Set problem
Wherever a line holds the string "Kapitola", copy that line.

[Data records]
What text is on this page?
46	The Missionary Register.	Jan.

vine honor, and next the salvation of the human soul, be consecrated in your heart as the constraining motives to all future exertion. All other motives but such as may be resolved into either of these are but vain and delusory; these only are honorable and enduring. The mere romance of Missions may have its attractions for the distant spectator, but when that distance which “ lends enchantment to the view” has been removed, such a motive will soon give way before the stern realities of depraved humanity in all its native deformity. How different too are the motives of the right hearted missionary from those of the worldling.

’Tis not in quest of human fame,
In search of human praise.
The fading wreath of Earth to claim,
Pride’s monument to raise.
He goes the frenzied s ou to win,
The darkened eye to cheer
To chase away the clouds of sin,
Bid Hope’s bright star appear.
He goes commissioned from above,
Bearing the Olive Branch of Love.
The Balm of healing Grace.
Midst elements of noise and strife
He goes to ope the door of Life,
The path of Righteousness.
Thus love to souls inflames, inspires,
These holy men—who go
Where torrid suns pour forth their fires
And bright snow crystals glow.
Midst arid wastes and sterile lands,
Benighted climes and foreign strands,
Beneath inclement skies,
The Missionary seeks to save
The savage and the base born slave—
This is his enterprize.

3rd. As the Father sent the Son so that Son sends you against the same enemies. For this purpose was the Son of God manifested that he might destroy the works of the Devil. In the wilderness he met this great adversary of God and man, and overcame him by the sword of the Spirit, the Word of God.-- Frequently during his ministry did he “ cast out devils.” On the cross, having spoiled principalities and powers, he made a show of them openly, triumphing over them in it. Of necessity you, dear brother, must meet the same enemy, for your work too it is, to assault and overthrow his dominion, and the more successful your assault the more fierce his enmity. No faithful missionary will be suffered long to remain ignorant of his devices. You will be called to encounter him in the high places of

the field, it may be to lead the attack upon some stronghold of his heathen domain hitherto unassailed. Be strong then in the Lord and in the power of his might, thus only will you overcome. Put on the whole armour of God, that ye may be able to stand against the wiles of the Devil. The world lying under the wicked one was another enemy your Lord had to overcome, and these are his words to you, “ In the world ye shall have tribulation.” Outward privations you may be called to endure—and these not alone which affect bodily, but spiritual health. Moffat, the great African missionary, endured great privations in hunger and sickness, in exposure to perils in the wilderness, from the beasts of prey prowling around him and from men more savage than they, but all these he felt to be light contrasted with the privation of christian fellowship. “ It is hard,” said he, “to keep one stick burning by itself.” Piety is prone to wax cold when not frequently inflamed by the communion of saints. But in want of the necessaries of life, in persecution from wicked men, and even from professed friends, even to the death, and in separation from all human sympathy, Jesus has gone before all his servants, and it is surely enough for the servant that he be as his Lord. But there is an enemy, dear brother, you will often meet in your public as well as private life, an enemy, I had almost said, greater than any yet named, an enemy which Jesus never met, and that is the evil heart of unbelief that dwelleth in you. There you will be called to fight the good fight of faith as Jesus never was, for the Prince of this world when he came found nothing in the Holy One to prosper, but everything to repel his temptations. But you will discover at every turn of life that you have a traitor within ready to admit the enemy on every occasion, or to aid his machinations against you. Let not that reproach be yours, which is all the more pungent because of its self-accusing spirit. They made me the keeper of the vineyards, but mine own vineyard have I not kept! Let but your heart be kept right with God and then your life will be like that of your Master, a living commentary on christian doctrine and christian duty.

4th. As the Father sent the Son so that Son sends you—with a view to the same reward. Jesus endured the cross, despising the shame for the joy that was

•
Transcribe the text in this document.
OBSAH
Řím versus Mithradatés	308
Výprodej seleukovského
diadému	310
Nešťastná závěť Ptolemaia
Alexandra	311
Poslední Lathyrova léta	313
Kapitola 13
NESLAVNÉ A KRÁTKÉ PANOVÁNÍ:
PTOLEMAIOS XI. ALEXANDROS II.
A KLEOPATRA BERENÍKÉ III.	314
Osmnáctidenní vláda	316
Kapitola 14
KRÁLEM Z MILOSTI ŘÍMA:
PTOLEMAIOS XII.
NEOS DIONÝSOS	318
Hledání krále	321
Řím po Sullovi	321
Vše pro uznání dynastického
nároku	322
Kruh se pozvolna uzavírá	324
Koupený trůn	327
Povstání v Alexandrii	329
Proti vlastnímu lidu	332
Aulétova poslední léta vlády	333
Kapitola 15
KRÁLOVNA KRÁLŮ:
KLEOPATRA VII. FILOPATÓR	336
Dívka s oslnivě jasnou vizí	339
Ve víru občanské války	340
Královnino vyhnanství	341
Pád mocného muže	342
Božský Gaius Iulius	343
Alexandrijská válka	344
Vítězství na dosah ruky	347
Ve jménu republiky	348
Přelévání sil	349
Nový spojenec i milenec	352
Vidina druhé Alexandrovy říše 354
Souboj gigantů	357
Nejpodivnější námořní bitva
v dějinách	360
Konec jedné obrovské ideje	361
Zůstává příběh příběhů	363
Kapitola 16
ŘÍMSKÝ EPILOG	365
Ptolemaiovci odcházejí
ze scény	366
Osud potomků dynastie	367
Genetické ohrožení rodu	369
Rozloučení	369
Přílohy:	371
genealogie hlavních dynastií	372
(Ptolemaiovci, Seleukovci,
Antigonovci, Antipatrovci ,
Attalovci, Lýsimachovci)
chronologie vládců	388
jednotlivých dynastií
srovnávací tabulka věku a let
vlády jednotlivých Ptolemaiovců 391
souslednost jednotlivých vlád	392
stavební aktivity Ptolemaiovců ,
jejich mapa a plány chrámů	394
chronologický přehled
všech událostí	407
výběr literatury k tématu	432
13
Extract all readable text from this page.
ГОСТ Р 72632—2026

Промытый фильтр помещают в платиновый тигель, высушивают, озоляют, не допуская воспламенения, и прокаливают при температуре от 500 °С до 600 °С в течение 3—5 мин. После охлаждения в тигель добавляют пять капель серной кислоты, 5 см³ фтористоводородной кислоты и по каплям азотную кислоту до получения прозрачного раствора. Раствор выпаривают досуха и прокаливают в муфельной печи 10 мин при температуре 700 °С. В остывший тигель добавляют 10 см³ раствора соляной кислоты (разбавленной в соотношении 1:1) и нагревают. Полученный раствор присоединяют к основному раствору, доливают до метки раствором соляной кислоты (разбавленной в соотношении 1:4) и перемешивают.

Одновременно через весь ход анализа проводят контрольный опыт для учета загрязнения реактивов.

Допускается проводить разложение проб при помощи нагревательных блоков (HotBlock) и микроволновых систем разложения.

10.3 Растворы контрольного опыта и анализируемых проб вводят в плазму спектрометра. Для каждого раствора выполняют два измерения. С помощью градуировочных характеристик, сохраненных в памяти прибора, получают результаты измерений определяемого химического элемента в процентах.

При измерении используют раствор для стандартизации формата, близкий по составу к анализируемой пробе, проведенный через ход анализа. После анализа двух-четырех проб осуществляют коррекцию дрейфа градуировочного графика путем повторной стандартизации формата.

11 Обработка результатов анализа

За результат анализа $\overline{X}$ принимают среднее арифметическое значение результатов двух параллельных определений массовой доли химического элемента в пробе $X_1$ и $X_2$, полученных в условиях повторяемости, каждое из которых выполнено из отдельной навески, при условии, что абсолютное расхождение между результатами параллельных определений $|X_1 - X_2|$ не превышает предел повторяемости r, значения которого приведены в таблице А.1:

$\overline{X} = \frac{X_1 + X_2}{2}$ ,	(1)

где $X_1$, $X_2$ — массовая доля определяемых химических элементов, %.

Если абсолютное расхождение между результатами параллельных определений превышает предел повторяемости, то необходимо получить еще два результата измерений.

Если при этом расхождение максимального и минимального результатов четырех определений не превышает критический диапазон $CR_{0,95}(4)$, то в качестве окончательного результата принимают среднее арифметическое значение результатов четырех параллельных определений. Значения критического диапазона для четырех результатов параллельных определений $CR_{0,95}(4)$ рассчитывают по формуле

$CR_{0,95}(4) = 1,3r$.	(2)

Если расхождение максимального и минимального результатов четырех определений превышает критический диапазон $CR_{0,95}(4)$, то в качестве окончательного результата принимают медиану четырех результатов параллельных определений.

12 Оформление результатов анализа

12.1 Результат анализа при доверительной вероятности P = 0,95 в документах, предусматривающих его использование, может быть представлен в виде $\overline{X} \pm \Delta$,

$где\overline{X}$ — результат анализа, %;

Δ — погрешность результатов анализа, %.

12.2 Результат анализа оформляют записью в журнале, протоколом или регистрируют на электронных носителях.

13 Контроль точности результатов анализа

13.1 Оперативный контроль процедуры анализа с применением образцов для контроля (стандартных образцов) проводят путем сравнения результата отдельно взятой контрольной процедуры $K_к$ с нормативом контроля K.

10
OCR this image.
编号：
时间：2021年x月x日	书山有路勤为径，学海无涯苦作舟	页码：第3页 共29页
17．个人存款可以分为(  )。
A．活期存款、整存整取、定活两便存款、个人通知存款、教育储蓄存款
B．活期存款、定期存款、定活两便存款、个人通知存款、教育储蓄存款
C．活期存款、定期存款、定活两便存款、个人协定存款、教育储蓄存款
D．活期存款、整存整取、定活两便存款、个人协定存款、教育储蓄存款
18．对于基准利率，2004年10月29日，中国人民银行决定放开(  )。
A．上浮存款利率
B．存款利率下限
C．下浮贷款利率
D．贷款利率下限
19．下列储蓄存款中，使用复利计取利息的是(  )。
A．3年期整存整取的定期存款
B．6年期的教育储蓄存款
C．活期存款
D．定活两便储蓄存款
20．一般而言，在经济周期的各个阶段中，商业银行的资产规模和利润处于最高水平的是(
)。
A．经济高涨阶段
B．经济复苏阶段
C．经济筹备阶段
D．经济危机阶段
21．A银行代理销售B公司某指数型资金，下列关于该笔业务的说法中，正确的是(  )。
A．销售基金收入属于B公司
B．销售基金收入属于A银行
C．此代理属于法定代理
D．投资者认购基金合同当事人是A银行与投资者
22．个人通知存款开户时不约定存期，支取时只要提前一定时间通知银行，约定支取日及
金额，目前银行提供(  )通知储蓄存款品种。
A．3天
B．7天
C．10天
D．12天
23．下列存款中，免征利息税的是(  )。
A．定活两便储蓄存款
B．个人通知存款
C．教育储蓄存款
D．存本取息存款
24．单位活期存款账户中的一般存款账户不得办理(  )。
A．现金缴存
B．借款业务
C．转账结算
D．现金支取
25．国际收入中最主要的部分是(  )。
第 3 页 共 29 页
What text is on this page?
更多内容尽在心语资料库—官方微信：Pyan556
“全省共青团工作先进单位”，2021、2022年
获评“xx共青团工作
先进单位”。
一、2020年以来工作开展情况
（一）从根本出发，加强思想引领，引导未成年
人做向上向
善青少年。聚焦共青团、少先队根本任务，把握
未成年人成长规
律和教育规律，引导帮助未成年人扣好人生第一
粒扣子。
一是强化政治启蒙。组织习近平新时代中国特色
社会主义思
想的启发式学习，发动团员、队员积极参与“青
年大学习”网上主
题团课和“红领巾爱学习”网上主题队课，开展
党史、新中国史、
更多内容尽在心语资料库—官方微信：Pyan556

Solution
Kapitola 13
Kapitola 14
Kapitola 15
Kapitola 16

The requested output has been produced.